___ Records for this task

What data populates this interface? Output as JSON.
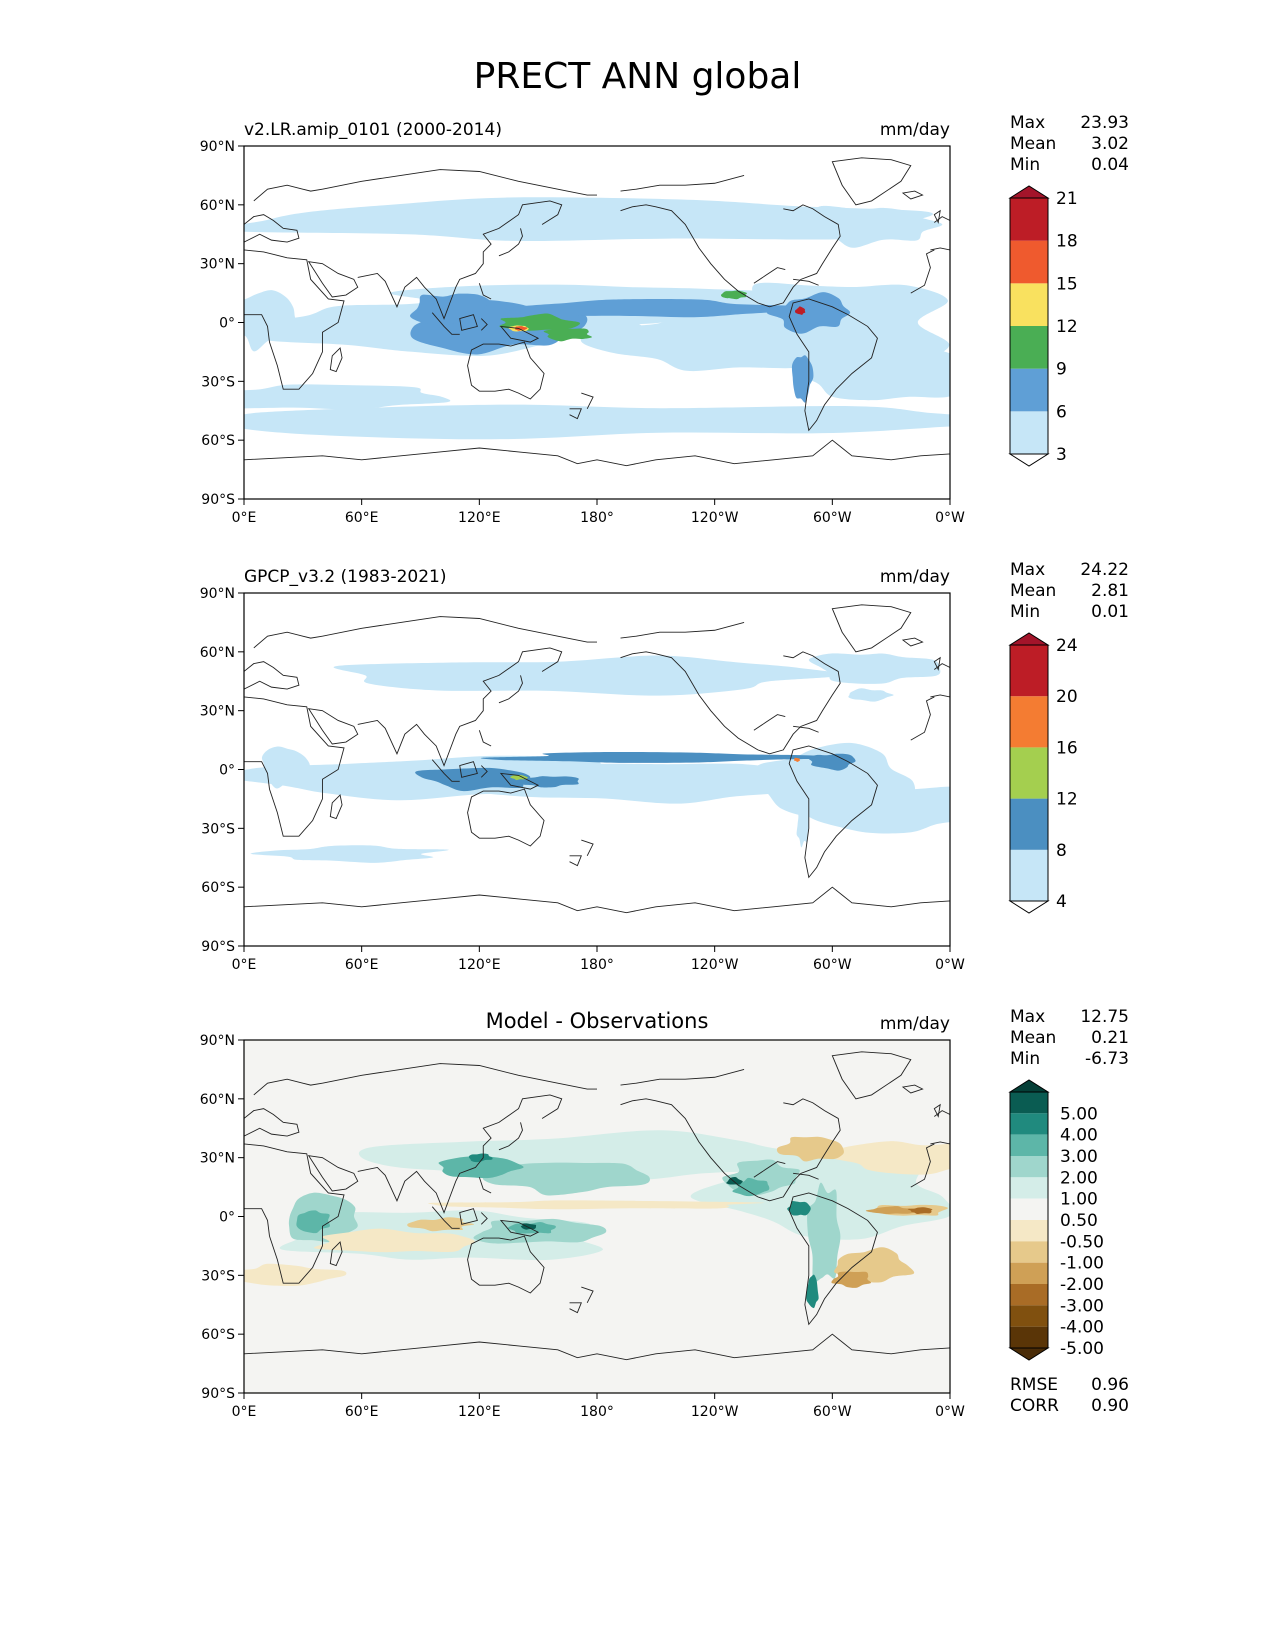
{
  "figure": {
    "title": "PRECT ANN global"
  },
  "x_ticks": [
    "0°E",
    "60°E",
    "120°E",
    "180°",
    "120°W",
    "60°W",
    "0°W"
  ],
  "y_ticks": [
    "90°N",
    "60°N",
    "30°N",
    "0°",
    "30°S",
    "60°S",
    "90°S"
  ],
  "panels": [
    {
      "title_left": "v2.LR.amip_0101 (2000-2014)",
      "title_center": "",
      "units": "mm/day",
      "stats": {
        "max_label": "Max",
        "max": "23.93",
        "mean_label": "Mean",
        "mean": "3.02",
        "min_label": "Min",
        "min": "0.04"
      },
      "background": "#ffffff",
      "colorbar": {
        "levels": [
          "3",
          "6",
          "9",
          "12",
          "15",
          "18",
          "21"
        ],
        "colors": [
          "#c6e6f7",
          "#5f9fd6",
          "#4aae54",
          "#f9e15f",
          "#ef5a2e",
          "#bd1d26"
        ],
        "over": "#a3142a",
        "under": "#ffffff"
      }
    },
    {
      "title_left": "GPCP_v3.2 (1983-2021)",
      "title_center": "",
      "units": "mm/day",
      "stats": {
        "max_label": "Max",
        "max": "24.22",
        "mean_label": "Mean",
        "mean": "2.81",
        "min_label": "Min",
        "min": "0.01"
      },
      "background": "#ffffff",
      "colorbar": {
        "levels": [
          "4",
          "8",
          "12",
          "16",
          "20",
          "24"
        ],
        "colors": [
          "#c6e6f7",
          "#4b8fc1",
          "#a4cf4f",
          "#f47c32",
          "#bd1d26"
        ],
        "over": "#a3142a",
        "under": "#ffffff"
      }
    },
    {
      "title_left": "",
      "title_center": "Model - Observations",
      "units": "mm/day",
      "stats": {
        "max_label": "Max",
        "max": "12.75",
        "mean_label": "Mean",
        "mean": "0.21",
        "min_label": "Min",
        "min": "-6.73"
      },
      "background": "#f4f4f2",
      "colorbar": {
        "labels": [
          "5.00",
          "4.00",
          "3.00",
          "2.00",
          "1.00",
          "0.50",
          "-0.50",
          "-1.00",
          "-2.00",
          "-3.00",
          "-4.00",
          "-5.00"
        ],
        "colors": [
          "#0a5c52",
          "#208a7e",
          "#5db6a8",
          "#9fd6cc",
          "#d4ede8",
          "#f4f4f2",
          "#f5e8c6",
          "#e6c98b",
          "#cfa056",
          "#a96c26",
          "#80500f",
          "#5a3507"
        ],
        "over": "#053f37",
        "under": "#4a2c08"
      },
      "metrics": {
        "rmse_label": "RMSE",
        "rmse": "0.96",
        "corr_label": "CORR",
        "corr": "0.90"
      }
    }
  ]
}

______

> **Do this**: The data should be printed again unchanged; leave its pictures out.

> **Written answer**:
What data populates this interface? Output as JSON.
{
  "figure": {
    "title": "PRECT ANN global"
  },
  "x_ticks": [
    "0°E",
    "60°E",
    "120°E",
    "180°",
    "120°W",
    "60°W",
    "0°W"
  ],
  "y_ticks": [
    "90°N",
    "60°N",
    "30°N",
    "0°",
    "30°S",
    "60°S",
    "90°S"
  ],
  "panels": [
    {
      "title_left": "v2.LR.amip_0101 (2000-2014)",
      "title_center": "",
      "units": "mm/day",
      "stats": {
        "max_label": "Max",
        "max": "23.93",
        "mean_label": "Mean",
        "mean": "3.02",
        "min_label": "Min",
        "min": "0.04"
      },
      "background": "#ffffff",
      "colorbar": {
        "levels": [
          "3",
          "6",
          "9",
          "12",
          "15",
          "18",
          "21"
        ],
        "colors": [
          "#c6e6f7",
          "#5f9fd6",
          "#4aae54",
          "#f9e15f",
          "#ef5a2e",
          "#bd1d26"
        ],
        "over": "#a3142a",
        "under": "#ffffff"
      }
    },
    {
      "title_left": "GPCP_v3.2 (1983-2021)",
      "title_center": "",
      "units": "mm/day",
      "stats": {
        "max_label": "Max",
        "max": "24.22",
        "mean_label": "Mean",
        "mean": "2.81",
        "min_label": "Min",
        "min": "0.01"
      },
      "background": "#ffffff",
      "colorbar": {
        "levels": [
          "4",
          "8",
          "12",
          "16",
          "20",
          "24"
        ],
        "colors": [
          "#c6e6f7",
          "#4b8fc1",
          "#a4cf4f",
          "#f47c32",
          "#bd1d26"
        ],
        "over": "#a3142a",
        "under": "#ffffff"
      }
    },
    {
      "title_left": "",
      "title_center": "Model - Observations",
      "units": "mm/day",
      "stats": {
        "max_label": "Max",
        "max": "12.75",
        "mean_label": "Mean",
        "mean": "0.21",
        "min_label": "Min",
        "min": "-6.73"
      },
      "background": "#f4f4f2",
      "colorbar": {
        "labels": [
          "5.00",
          "4.00",
          "3.00",
          "2.00",
          "1.00",
          "0.50",
          "-0.50",
          "-1.00",
          "-2.00",
          "-3.00",
          "-4.00",
          "-5.00"
        ],
        "colors": [
          "#0a5c52",
          "#208a7e",
          "#5db6a8",
          "#9fd6cc",
          "#d4ede8",
          "#f4f4f2",
          "#f5e8c6",
          "#e6c98b",
          "#cfa056",
          "#a96c26",
          "#80500f",
          "#5a3507"
        ],
        "over": "#053f37",
        "under": "#4a2c08"
      },
      "metrics": {
        "rmse_label": "RMSE",
        "rmse": "0.96",
        "corr_label": "CORR",
        "corr": "0.90"
      }
    }
  ]
}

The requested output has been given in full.